→ **Exercise materials**
------------------------------------------------------------------------

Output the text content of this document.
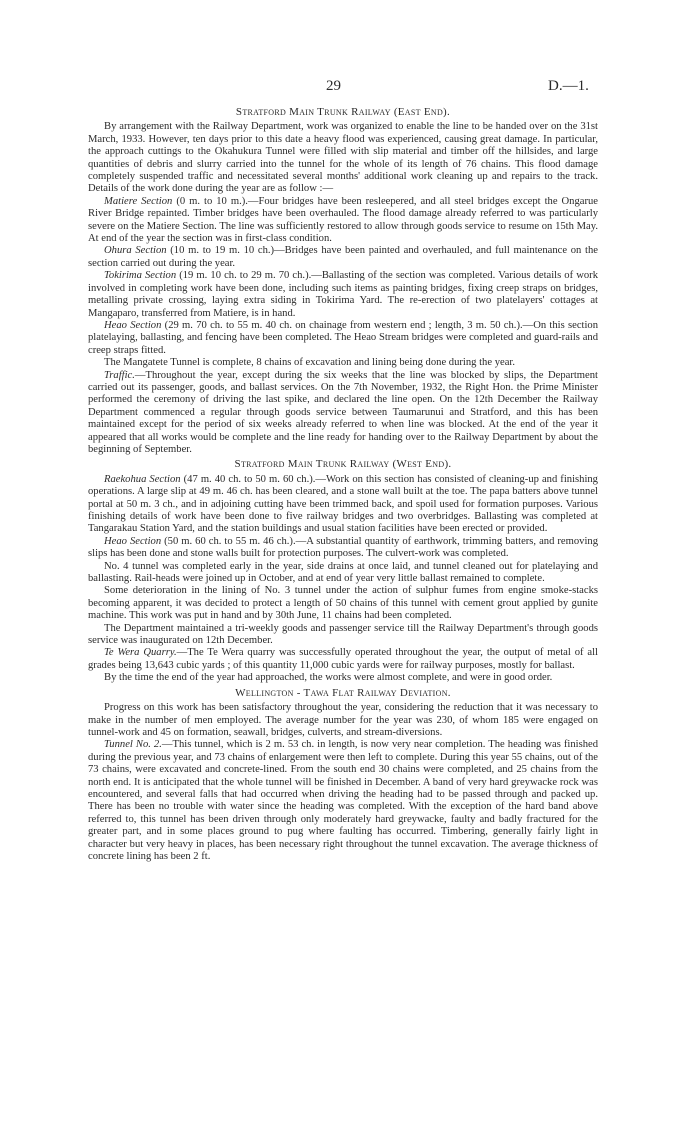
29	D.—1.
Stratford Main Trunk Railway (East End).

By arrangement with the Railway Department, work was organized to enable the line to be handed over on the 31st March, 1933. However, ten days prior to this date a heavy flood was experienced, causing great damage. In particular, the approach cuttings to the Okahukura Tunnel were filled with slip material and timber off the hillsides, and large quantities of debris and slurry carried into the tunnel for the whole of its length of 76 chains. This flood damage completely suspended traffic and necessitated several months' additional work cleaning up and repairs to the track. Details of the work done during the year are as follow :—

Matiere Section (0 m. to 10 m.).—Four bridges have been resleepered, and all steel bridges except the Ongarue River Bridge repainted. Timber bridges have been overhauled. The flood damage already referred to was particularly severe on the Matiere Section. The line was sufficiently restored to allow through goods service to resume on 15th May. At end of the year the section was in first-class condition.

Ohura Section (10 m. to 19 m. 10 ch.)—Bridges have been painted and overhauled, and full maintenance on the section carried out during the year.

Tokirima Section (19 m. 10 ch. to 29 m. 70 ch.).—Ballasting of the section was completed. Various details of work involved in completing work have been done, including such items as painting bridges, fixing creep straps on bridges, metalling private crossing, laying extra siding in Tokirima Yard. The re-erection of two platelayers' cottages at Mangaparo, transferred from Matiere, is in hand.

Heao Section (29 m. 70 ch. to 55 m. 40 ch. on chainage from western end ; length, 3 m. 50 ch.).—On this section platelaying, ballasting, and fencing have been completed. The Heao Stream bridges were completed and guard-rails and creep straps fitted.

The Mangatete Tunnel is complete, 8 chains of excavation and lining being done during the year.

Traffic.—Throughout the year, except during the six weeks that the line was blocked by slips, the Department carried out its passenger, goods, and ballast services. On the 7th November, 1932, the Right Hon. the Prime Minister performed the ceremony of driving the last spike, and declared the line open. On the 12th December the Railway Department commenced a regular through goods service between Taumarunui and Stratford, and this has been maintained except for the period of six weeks already referred to when line was blocked. At the end of the year it appeared that all works would be complete and the line ready for handing over to the Railway Department by about the beginning of September.

Stratford Main Trunk Railway (West End).

Raekohua Section (47 m. 40 ch. to 50 m. 60 ch.).—Work on this section has consisted of cleaning-up and finishing operations. A large slip at 49 m. 46 ch. has been cleared, and a stone wall built at the toe. The papa batters above tunnel portal at 50 m. 3 ch., and in adjoining cutting have been trimmed back, and spoil used for formation purposes. Various finishing details of work have been done to five railway bridges and two overbridges. Ballasting was completed at Tangarakau Station Yard, and the station buildings and usual station facilities have been erected or provided.

Heao Section (50 m. 60 ch. to 55 m. 46 ch.).—A substantial quantity of earthwork, trimming batters, and removing slips has been done and stone walls built for protection purposes. The culvert-work was completed.

No. 4 tunnel was completed early in the year, side drains at once laid, and tunnel cleaned out for platelaying and ballasting. Rail-heads were joined up in October, and at end of year very little ballast remained to complete.

Some deterioration in the lining of No. 3 tunnel under the action of sulphur fumes from engine smoke-stacks becoming apparent, it was decided to protect a length of 50 chains of this tunnel with cement grout applied by gunite machine. This work was put in hand and by 30th June, 11 chains had been completed.

The Department maintained a tri-weekly goods and passenger service till the Railway Department's through goods service was inaugurated on 12th December.

Te Wera Quarry.—The Te Wera quarry was successfully operated throughout the year, the output of metal of all grades being 13,643 cubic yards ; of this quantity 11,000 cubic yards were for railway purposes, mostly for ballast.

By the time the end of the year had approached, the works were almost complete, and were in good order.

Wellington - Tawa Flat Railway Deviation.

Progress on this work has been satisfactory throughout the year, considering the reduction that it was necessary to make in the number of men employed. The average number for the year was 230, of whom 185 were engaged on tunnel-work and 45 on formation, seawall, bridges, culverts, and stream-diversions.

Tunnel No. 2.—This tunnel, which is 2 m. 53 ch. in length, is now very near completion. The heading was finished during the previous year, and 73 chains of enlargement were then left to complete. During this year 55 chains, out of the 73 chains, were excavated and concrete-lined. From the south end 30 chains were completed, and 25 chains from the north end. It is anticipated that the whole tunnel will be finished in December. A band of very hard greywacke rock was encountered, and several falls that had occurred when driving the heading had to be passed through and packed up. There has been no trouble with water since the heading was completed. With the exception of the hard band above referred to, this tunnel has been driven through only moderately hard greywacke, faulty and badly fractured for the greater part, and in some places ground to pug where faulting has occurred. Timbering, generally fairly light in character but very heavy in places, has been necessary right throughout the tunnel excavation. The average thickness of concrete lining has been 2 ft.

------------------------------------------------------------------------

List all lines in the material containing the string "Trunk".

→ **Answer for this exercise**
Stratford Main Trunk Railway (East End).
Stratford Main Trunk Railway (West End).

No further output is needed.